▸ What you need to do: Exactly as written, print each record in the listing.

** Start Raw data **

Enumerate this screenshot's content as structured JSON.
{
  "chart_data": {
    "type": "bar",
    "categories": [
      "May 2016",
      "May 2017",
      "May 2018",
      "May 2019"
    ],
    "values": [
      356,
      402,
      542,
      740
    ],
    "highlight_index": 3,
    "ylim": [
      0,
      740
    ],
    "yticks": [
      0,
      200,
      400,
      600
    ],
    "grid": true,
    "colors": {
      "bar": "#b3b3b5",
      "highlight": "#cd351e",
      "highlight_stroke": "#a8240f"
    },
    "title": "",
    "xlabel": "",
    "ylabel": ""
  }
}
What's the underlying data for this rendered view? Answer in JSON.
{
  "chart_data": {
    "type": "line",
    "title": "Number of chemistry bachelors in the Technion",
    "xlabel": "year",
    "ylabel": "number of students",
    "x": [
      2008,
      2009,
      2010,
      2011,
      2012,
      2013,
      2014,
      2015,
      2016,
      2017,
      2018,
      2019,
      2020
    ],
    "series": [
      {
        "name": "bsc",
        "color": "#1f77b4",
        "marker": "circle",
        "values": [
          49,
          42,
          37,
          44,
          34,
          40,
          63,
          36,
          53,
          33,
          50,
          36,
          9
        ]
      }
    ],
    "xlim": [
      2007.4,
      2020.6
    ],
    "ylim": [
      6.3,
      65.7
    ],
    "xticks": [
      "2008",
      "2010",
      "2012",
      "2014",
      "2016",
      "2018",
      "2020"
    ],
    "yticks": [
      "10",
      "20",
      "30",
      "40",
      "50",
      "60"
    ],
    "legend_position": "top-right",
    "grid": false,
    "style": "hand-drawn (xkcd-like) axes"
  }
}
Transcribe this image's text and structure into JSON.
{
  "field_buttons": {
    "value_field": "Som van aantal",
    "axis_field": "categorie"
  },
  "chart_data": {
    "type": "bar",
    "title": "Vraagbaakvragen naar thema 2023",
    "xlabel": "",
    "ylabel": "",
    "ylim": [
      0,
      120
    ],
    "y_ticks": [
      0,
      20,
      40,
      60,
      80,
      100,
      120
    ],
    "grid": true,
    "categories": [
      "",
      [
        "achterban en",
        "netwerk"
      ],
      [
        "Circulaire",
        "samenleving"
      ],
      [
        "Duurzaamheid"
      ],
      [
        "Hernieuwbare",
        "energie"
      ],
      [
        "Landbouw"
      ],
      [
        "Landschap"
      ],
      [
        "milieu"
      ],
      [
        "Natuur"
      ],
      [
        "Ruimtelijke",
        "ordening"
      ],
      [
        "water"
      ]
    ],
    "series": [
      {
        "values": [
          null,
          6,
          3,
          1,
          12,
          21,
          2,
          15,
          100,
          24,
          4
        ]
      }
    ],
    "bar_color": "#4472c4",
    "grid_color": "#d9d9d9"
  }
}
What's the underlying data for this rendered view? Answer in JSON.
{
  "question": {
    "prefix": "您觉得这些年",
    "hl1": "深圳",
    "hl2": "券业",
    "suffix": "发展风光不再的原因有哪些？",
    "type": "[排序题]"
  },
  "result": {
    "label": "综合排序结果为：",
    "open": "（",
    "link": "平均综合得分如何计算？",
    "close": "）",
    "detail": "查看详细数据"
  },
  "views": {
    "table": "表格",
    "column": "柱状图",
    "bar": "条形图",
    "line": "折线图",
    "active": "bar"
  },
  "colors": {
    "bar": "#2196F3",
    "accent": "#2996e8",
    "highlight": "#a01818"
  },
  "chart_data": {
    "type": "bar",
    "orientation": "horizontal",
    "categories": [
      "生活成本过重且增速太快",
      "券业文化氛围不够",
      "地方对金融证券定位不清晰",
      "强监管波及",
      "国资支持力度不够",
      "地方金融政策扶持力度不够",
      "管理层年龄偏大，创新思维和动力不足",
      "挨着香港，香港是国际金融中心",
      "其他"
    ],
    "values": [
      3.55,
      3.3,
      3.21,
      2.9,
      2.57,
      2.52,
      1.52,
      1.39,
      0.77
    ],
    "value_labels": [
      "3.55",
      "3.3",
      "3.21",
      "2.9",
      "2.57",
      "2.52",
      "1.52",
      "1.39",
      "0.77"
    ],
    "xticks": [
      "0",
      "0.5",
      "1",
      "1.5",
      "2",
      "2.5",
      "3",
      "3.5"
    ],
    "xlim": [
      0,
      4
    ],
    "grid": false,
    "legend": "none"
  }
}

** End Raw data **

▸ Answer below:
Enumerate this screenshot's content as structured JSON.
{
  "chart_data": {
    "type": "bar",
    "categories": [
      "May 2016",
      "May 2017",
      "May 2018",
      "May 2019"
    ],
    "values": [
      356,
      402,
      542,
      740
    ],
    "highlight_index": 3,
    "ylim": [
      0,
      740
    ],
    "yticks": [
      0,
      200,
      400,
      600
    ],
    "grid": true,
    "colors": {
      "bar": "#b3b3b5",
      "highlight": "#cd351e",
      "highlight_stroke": "#a8240f"
    },
    "title": "",
    "xlabel": "",
    "ylabel": ""
  }
}
What's the underlying data for this rendered view? Answer in JSON.
{
  "chart_data": {
    "type": "line",
    "title": "Number of chemistry bachelors in the Technion",
    "xlabel": "year",
    "ylabel": "number of students",
    "x": [
      2008,
      2009,
      2010,
      2011,
      2012,
      2013,
      2014,
      2015,
      2016,
      2017,
      2018,
      2019,
      2020
    ],
    "series": [
      {
        "name": "bsc",
        "color": "#1f77b4",
        "marker": "circle",
        "values": [
          49,
          42,
          37,
          44,
          34,
          40,
          63,
          36,
          53,
          33,
          50,
          36,
          9
        ]
      }
    ],
    "xlim": [
      2007.4,
      2020.6
    ],
    "ylim": [
      6.3,
      65.7
    ],
    "xticks": [
      "2008",
      "2010",
      "2012",
      "2014",
      "2016",
      "2018",
      "2020"
    ],
    "yticks": [
      "10",
      "20",
      "30",
      "40",
      "50",
      "60"
    ],
    "legend_position": "top-right",
    "grid": false,
    "style": "hand-drawn (xkcd-like) axes"
  }
}
Transcribe this image's text and structure into JSON.
{
  "field_buttons": {
    "value_field": "Som van aantal",
    "axis_field": "categorie"
  },
  "chart_data": {
    "type": "bar",
    "title": "Vraagbaakvragen naar thema 2023",
    "xlabel": "",
    "ylabel": "",
    "ylim": [
      0,
      120
    ],
    "y_ticks": [
      0,
      20,
      40,
      60,
      80,
      100,
      120
    ],
    "grid": true,
    "categories": [
      "",
      [
        "achterban en",
        "netwerk"
      ],
      [
        "Circulaire",
        "samenleving"
      ],
      [
        "Duurzaamheid"
      ],
      [
        "Hernieuwbare",
        "energie"
      ],
      [
        "Landbouw"
      ],
      [
        "Landschap"
      ],
      [
        "milieu"
      ],
      [
        "Natuur"
      ],
      [
        "Ruimtelijke",
        "ordening"
      ],
      [
        "water"
      ]
    ],
    "series": [
      {
        "values": [
          null,
          6,
          3,
          1,
          12,
          21,
          2,
          15,
          100,
          24,
          4
        ]
      }
    ],
    "bar_color": "#4472c4",
    "grid_color": "#d9d9d9"
  }
}
What's the underlying data for this rendered view? Answer in JSON.
{
  "question": {
    "prefix": "您觉得这些年",
    "hl1": "深圳",
    "hl2": "券业",
    "suffix": "发展风光不再的原因有哪些？",
    "type": "[排序题]"
  },
  "result": {
    "label": "综合排序结果为：",
    "open": "（",
    "link": "平均综合得分如何计算？",
    "close": "）",
    "detail": "查看详细数据"
  },
  "views": {
    "table": "表格",
    "column": "柱状图",
    "bar": "条形图",
    "line": "折线图",
    "active": "bar"
  },
  "colors": {
    "bar": "#2196F3",
    "accent": "#2996e8",
    "highlight": "#a01818"
  },
  "chart_data": {
    "type": "bar",
    "orientation": "horizontal",
    "categories": [
      "生活成本过重且增速太快",
      "券业文化氛围不够",
      "地方对金融证券定位不清晰",
      "强监管波及",
      "国资支持力度不够",
      "地方金融政策扶持力度不够",
      "管理层年龄偏大，创新思维和动力不足",
      "挨着香港，香港是国际金融中心",
      "其他"
    ],
    "values": [
      3.55,
      3.3,
      3.21,
      2.9,
      2.57,
      2.52,
      1.52,
      1.39,
      0.77
    ],
    "value_labels": [
      "3.55",
      "3.3",
      "3.21",
      "2.9",
      "2.57",
      "2.52",
      "1.52",
      "1.39",
      "0.77"
    ],
    "xticks": [
      "0",
      "0.5",
      "1",
      "1.5",
      "2",
      "2.5",
      "3",
      "3.5"
    ],
    "xlim": [
      0,
      4
    ],
    "grid": false,
    "legend": "none"
  }
}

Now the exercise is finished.